■ Dataset content:

%%

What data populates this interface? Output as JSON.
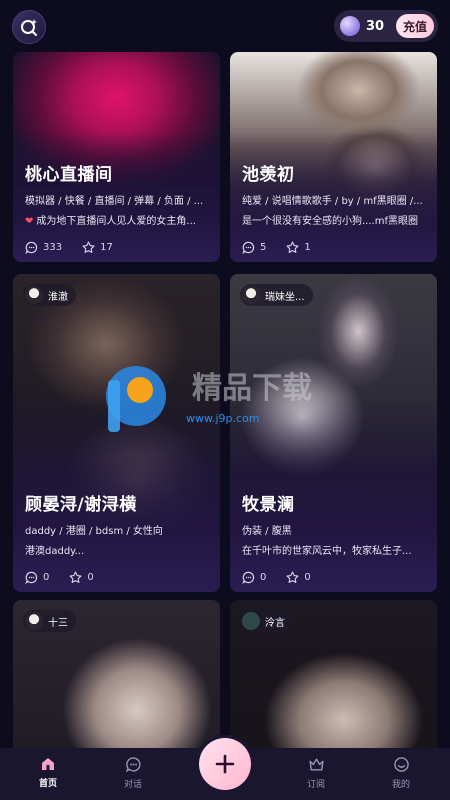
{
  "header": {
    "coins": "30",
    "recharge_label": "充值"
  },
  "cards": [
    {
      "title": "桃心直播间",
      "tags": "模拟器 / 快餐 / 直播间 / 弹幕 / 负面 / ...",
      "desc": "成为地下直播间人见人爱的女主角...",
      "comments": "333",
      "stars": "17"
    },
    {
      "title": "池羡初",
      "tags": "纯爱 / 说唱情歌歌手 / by / mf黑眼圈 /...",
      "desc": "是一个很没有安全感的小狗....mf黑眼圈",
      "comments": "5",
      "stars": "1"
    },
    {
      "author": "淮澈",
      "title": "顾晏浔/谢浔横",
      "tags": "daddy / 港圈 / bdsm / 女性向",
      "desc": "港澳daddy...",
      "comments": "0",
      "stars": "0"
    },
    {
      "author": "瑞妹坐...",
      "title": "牧景澜",
      "tags": "伪装 / 腹黑",
      "desc": "在千叶市的世家风云中，牧家私生子...",
      "comments": "0",
      "stars": "0"
    },
    {
      "author": "十三"
    },
    {
      "author": "泠言"
    }
  ],
  "watermark": {
    "text": "精品下载",
    "url": "www.j9p.com"
  },
  "nav": {
    "home": "首页",
    "chat": "对话",
    "subscribe": "订阅",
    "mine": "我的"
  },
  "colors": {
    "background": "#0d0b1e",
    "card_gradient": "#2a1d52",
    "accent_pink": "#ffb6cf",
    "heart": "#ff4d6d"
  }
}
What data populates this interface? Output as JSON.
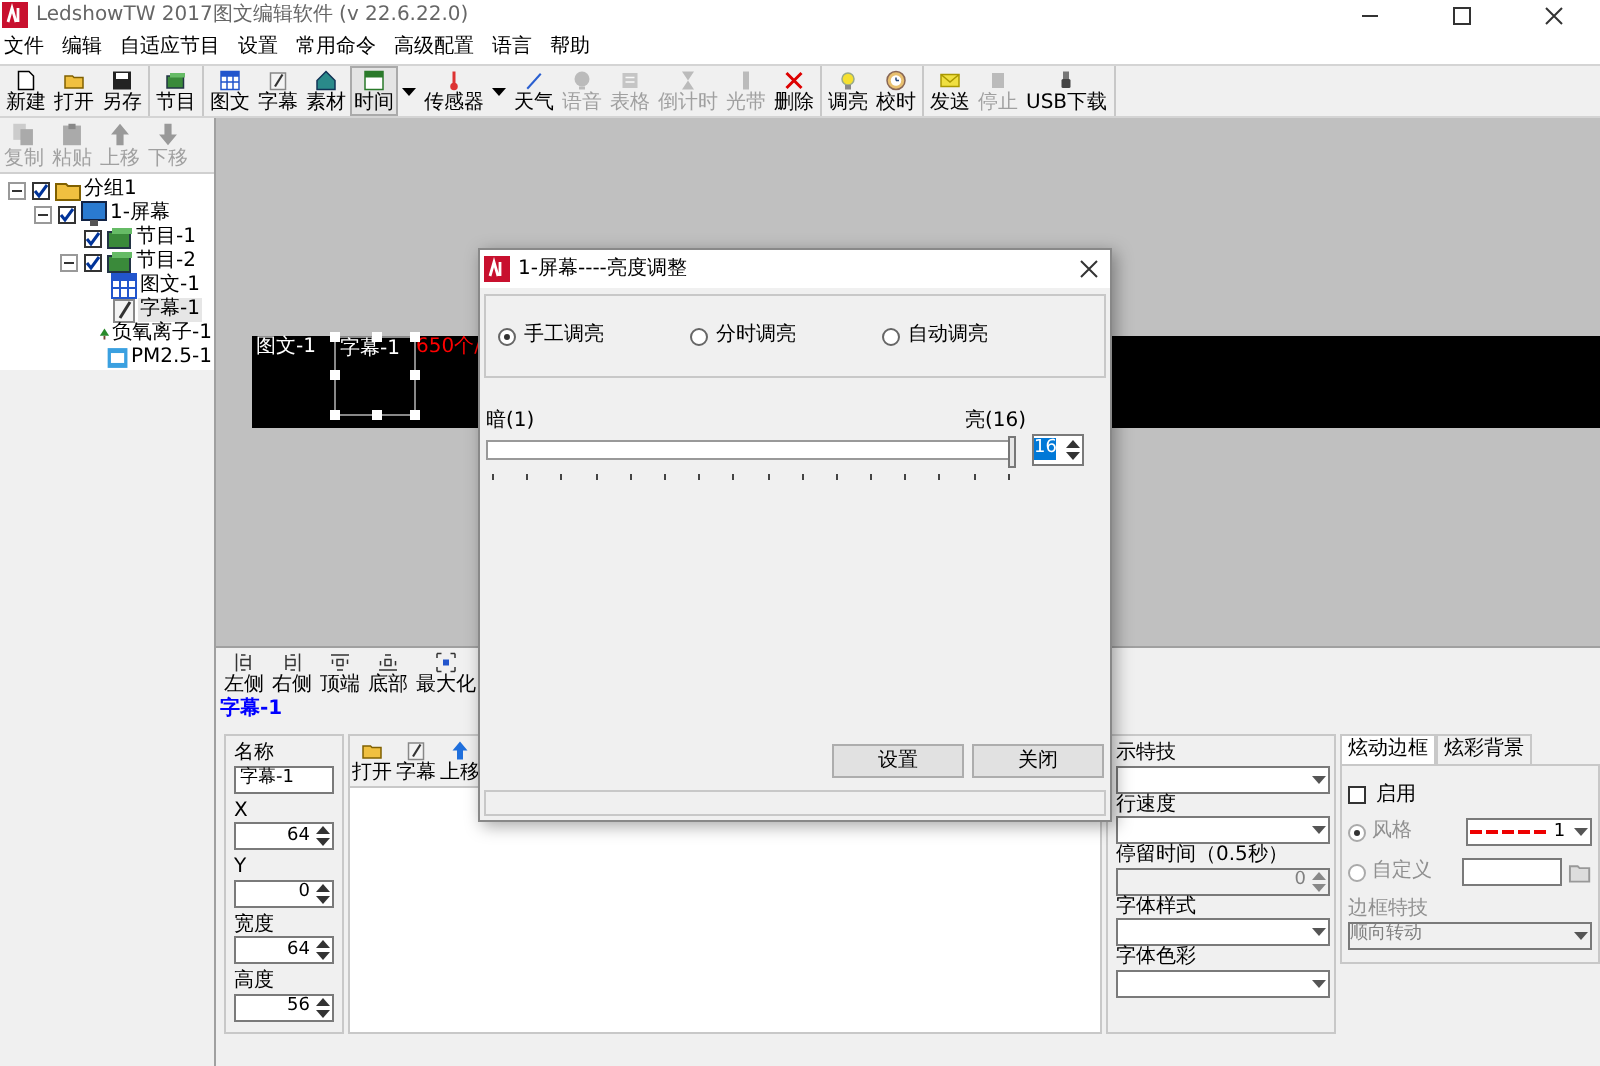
{
  "window": {
    "title": "LedshowTW 2017图文编辑软件 (v 22.6.22.0)"
  },
  "menu": [
    "文件",
    "编辑",
    "自适应节目",
    "设置",
    "常用命令",
    "高级配置",
    "语言",
    "帮助"
  ],
  "toolbar_groups": [
    {
      "items": [
        {
          "label": "新建",
          "disabled": false,
          "pressed": false,
          "dropdown": false
        },
        {
          "label": "打开",
          "disabled": false,
          "pressed": false,
          "dropdown": false
        },
        {
          "label": "另存",
          "disabled": false,
          "pressed": false,
          "dropdown": false
        }
      ]
    },
    {
      "items": [
        {
          "label": "节目",
          "disabled": false,
          "pressed": false,
          "dropdown": false
        }
      ]
    },
    {
      "items": [
        {
          "label": "图文",
          "disabled": false,
          "pressed": false,
          "dropdown": false
        },
        {
          "label": "字幕",
          "disabled": false,
          "pressed": false,
          "dropdown": false
        },
        {
          "label": "素材",
          "disabled": false,
          "pressed": false,
          "dropdown": false
        },
        {
          "label": "时间",
          "disabled": false,
          "pressed": true,
          "dropdown": true
        },
        {
          "label": "传感器",
          "disabled": false,
          "pressed": false,
          "dropdown": true
        },
        {
          "label": "天气",
          "disabled": false,
          "pressed": false,
          "dropdown": false
        },
        {
          "label": "语音",
          "disabled": true,
          "pressed": false,
          "dropdown": false
        },
        {
          "label": "表格",
          "disabled": true,
          "pressed": false,
          "dropdown": false
        },
        {
          "label": "倒计时",
          "disabled": true,
          "pressed": false,
          "dropdown": false
        },
        {
          "label": "光带",
          "disabled": true,
          "pressed": false,
          "dropdown": false
        },
        {
          "label": "删除",
          "disabled": false,
          "pressed": false,
          "dropdown": false
        }
      ]
    },
    {
      "items": [
        {
          "label": "调亮",
          "disabled": false,
          "pressed": false,
          "dropdown": false
        },
        {
          "label": "校时",
          "disabled": false,
          "pressed": false,
          "dropdown": false
        }
      ]
    },
    {
      "items": [
        {
          "label": "发送",
          "disabled": false,
          "pressed": false,
          "dropdown": false
        },
        {
          "label": "停止",
          "disabled": true,
          "pressed": false,
          "dropdown": false
        },
        {
          "label": "USB下载",
          "disabled": false,
          "pressed": false,
          "dropdown": false
        }
      ]
    }
  ],
  "edit_toolbar": [
    {
      "label": "复制",
      "disabled": true
    },
    {
      "label": "粘贴",
      "disabled": true
    },
    {
      "label": "上移",
      "disabled": true
    },
    {
      "label": "下移",
      "disabled": true
    }
  ],
  "tree": [
    {
      "label": "分组1",
      "kind": "group",
      "checked": true,
      "expanded": true,
      "selected": false,
      "children": [
        {
          "label": "1-屏幕",
          "kind": "screen",
          "checked": true,
          "expanded": true,
          "selected": false,
          "children": [
            {
              "label": "节目-1",
              "kind": "program",
              "checked": true,
              "selected": false
            },
            {
              "label": "节目-2",
              "kind": "program",
              "checked": true,
              "expanded": true,
              "selected": false,
              "children": [
                {
                  "label": "图文-1",
                  "kind": "graphic",
                  "selected": false
                },
                {
                  "label": "字幕-1",
                  "kind": "caption",
                  "selected": true
                },
                {
                  "label": "负氧离子-1",
                  "kind": "anion",
                  "selected": false
                },
                {
                  "label": "PM2.5-1",
                  "kind": "pm",
                  "selected": false
                }
              ]
            }
          ]
        }
      ]
    }
  ],
  "canvas": {
    "areas": [
      {
        "label": "图文-1",
        "selected": false
      },
      {
        "label": "字幕-1",
        "selected": true
      }
    ],
    "ticker": "650个/"
  },
  "dialog": {
    "title": "1-屏幕----亮度调整",
    "modes": [
      {
        "label": "手工调亮",
        "selected": true
      },
      {
        "label": "分时调亮",
        "selected": false
      },
      {
        "label": "自动调亮",
        "selected": false
      }
    ],
    "slider": {
      "min_label": "暗(1)",
      "max_label": "亮(16)",
      "level": 1,
      "value": "16"
    },
    "buttons": [
      "设置",
      "关闭"
    ]
  },
  "align_toolbar": [
    "左侧",
    "右侧",
    "顶端",
    "底部",
    "最大化"
  ],
  "selected_object": "字幕-1",
  "properties": [
    {
      "label": "名称",
      "value": "字幕-1",
      "kind": "text"
    },
    {
      "label": "X",
      "value": "64",
      "kind": "spinner"
    },
    {
      "label": "Y",
      "value": "0",
      "kind": "spinner"
    },
    {
      "label": "宽度",
      "value": "64",
      "kind": "spinner"
    },
    {
      "label": "高度",
      "value": "56",
      "kind": "spinner"
    }
  ],
  "content_toolbar": [
    "打开",
    "字幕",
    "上移"
  ],
  "effects": [
    {
      "label": "示特技",
      "kind": "select",
      "disabled": false
    },
    {
      "label": "行速度",
      "kind": "select",
      "disabled": false
    },
    {
      "label": "停留时间（0.5秒）",
      "kind": "spinner",
      "value": "0",
      "disabled": true
    },
    {
      "label": "字体样式",
      "kind": "select",
      "disabled": false
    },
    {
      "label": "字体色彩",
      "kind": "select",
      "disabled": false
    }
  ],
  "border_panel": {
    "tabs": [
      {
        "label": "炫动边框",
        "selected": true
      },
      {
        "label": "炫彩背景",
        "selected": false
      }
    ],
    "enable": {
      "label": "启用",
      "checked": false
    },
    "options": [
      {
        "label": "风格",
        "kind": "style",
        "value": "1",
        "selected": true,
        "disabled": true
      },
      {
        "label": "自定义",
        "kind": "custom",
        "selected": false,
        "disabled": true
      }
    ],
    "effect_label": "边框特技",
    "effect_value": "顺向转动"
  }
}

%%

■ Task prompt:
Scan the listing above. Gather each line that contains the word "expanded".

■ Complete answer:
      "expanded": true,
          "expanded": true,
              "expanded": true,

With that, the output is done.